#### [TASK DIRECTIONS]
Copy out each line of the data holding "Curve".

#### [DATA EXTRACT]
————————
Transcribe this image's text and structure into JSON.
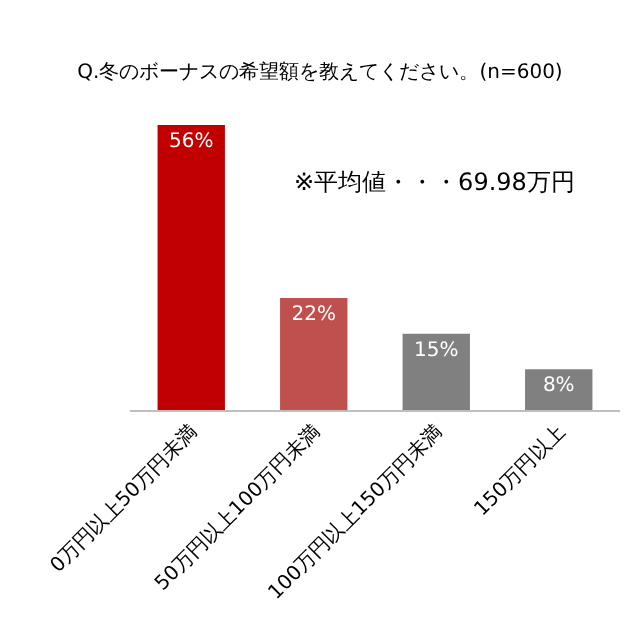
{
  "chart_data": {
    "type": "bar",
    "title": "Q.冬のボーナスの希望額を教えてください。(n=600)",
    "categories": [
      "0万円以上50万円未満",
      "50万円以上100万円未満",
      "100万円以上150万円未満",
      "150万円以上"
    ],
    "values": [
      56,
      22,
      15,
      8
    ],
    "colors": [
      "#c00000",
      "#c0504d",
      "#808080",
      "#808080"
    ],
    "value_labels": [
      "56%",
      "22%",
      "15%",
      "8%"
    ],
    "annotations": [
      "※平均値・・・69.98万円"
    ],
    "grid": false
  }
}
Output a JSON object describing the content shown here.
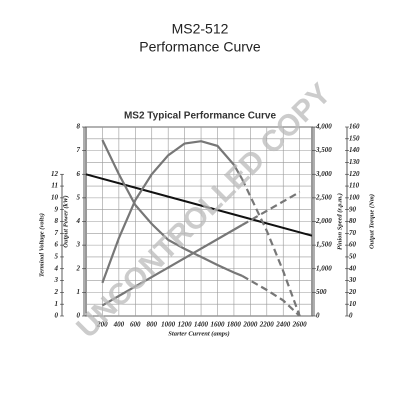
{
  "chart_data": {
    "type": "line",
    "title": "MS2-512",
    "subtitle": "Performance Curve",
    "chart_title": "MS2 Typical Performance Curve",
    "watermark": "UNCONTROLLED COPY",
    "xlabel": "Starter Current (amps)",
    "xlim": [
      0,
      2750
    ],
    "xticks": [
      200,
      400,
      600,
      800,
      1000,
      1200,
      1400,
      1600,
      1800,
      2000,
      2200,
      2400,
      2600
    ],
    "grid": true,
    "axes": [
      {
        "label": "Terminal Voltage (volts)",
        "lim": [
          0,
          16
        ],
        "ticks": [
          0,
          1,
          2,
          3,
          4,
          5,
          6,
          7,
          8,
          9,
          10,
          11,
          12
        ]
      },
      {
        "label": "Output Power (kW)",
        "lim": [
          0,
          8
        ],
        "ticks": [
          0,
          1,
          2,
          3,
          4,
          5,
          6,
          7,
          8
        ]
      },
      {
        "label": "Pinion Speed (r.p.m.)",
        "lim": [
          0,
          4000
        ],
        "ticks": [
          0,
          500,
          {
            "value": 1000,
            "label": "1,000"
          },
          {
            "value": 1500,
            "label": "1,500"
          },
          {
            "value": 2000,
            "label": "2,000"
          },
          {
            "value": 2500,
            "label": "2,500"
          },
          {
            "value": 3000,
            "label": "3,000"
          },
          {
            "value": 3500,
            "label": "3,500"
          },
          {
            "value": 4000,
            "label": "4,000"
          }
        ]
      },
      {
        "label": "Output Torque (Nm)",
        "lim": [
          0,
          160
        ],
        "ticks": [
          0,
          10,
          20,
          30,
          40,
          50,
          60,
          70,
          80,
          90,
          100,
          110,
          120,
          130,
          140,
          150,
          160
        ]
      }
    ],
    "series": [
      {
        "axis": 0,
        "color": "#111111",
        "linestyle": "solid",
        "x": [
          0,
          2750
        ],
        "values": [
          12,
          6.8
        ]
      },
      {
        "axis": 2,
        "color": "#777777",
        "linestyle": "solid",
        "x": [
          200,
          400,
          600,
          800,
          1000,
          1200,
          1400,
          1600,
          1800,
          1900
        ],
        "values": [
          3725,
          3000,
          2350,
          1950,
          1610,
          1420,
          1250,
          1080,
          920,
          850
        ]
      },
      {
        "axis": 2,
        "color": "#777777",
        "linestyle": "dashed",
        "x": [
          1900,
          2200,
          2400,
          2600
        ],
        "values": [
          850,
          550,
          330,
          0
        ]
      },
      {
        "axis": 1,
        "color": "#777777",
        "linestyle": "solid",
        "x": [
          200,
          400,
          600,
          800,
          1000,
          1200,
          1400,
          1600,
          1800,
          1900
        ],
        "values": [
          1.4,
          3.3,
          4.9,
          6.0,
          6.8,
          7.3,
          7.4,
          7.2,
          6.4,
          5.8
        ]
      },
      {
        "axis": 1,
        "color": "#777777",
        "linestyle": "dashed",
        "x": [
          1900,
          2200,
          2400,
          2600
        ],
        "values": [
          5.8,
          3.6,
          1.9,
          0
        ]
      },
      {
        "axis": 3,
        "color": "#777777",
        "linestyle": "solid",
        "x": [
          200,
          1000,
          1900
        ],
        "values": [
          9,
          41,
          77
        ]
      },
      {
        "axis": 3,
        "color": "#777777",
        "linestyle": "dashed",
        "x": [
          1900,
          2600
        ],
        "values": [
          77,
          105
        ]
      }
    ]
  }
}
————————
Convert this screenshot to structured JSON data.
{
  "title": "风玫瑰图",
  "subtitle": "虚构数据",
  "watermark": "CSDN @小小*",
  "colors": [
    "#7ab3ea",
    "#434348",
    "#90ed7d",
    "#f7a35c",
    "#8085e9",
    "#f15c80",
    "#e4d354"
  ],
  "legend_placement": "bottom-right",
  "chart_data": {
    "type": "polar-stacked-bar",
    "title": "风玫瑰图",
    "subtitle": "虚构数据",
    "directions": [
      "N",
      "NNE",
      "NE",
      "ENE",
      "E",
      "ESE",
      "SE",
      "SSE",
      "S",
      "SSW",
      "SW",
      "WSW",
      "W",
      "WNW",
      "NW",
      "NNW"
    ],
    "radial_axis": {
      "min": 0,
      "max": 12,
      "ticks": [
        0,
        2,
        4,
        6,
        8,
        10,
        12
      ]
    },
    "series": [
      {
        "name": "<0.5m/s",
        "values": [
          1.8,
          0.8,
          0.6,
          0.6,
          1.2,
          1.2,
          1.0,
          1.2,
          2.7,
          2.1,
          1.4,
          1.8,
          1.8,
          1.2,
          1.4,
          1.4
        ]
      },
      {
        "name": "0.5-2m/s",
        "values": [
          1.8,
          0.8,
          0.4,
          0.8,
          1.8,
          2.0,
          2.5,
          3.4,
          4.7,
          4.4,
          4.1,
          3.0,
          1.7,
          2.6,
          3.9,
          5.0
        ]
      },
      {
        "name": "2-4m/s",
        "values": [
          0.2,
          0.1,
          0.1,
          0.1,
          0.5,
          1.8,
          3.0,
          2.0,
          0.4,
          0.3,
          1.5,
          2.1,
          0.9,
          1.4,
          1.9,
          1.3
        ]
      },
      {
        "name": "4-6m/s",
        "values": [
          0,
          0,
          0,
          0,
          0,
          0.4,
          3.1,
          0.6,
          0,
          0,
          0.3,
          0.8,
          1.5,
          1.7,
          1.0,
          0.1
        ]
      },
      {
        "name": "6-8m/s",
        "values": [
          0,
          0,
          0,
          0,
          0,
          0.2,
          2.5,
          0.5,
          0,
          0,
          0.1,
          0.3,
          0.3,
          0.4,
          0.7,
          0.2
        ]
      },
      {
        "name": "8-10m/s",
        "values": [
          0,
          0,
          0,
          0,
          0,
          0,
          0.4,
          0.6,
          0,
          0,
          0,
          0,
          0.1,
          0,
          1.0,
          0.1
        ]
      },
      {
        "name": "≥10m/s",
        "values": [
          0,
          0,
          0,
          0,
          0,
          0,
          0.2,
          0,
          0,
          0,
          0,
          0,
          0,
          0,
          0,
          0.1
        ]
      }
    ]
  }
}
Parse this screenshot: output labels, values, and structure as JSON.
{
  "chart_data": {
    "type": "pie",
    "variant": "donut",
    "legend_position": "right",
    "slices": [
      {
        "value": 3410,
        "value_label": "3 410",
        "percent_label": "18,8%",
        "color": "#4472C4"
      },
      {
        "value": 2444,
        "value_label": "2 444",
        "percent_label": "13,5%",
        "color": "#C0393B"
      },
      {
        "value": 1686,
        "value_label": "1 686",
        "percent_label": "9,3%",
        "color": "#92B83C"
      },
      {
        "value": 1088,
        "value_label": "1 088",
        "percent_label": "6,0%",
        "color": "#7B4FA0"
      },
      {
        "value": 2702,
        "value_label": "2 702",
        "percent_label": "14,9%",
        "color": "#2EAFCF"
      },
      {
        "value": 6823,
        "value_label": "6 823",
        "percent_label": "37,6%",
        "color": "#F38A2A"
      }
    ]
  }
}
————————
#### [RESULT]
    "subtitle": "Performance Curve",
    "chart_title": "MS2 Typical Performance Curve",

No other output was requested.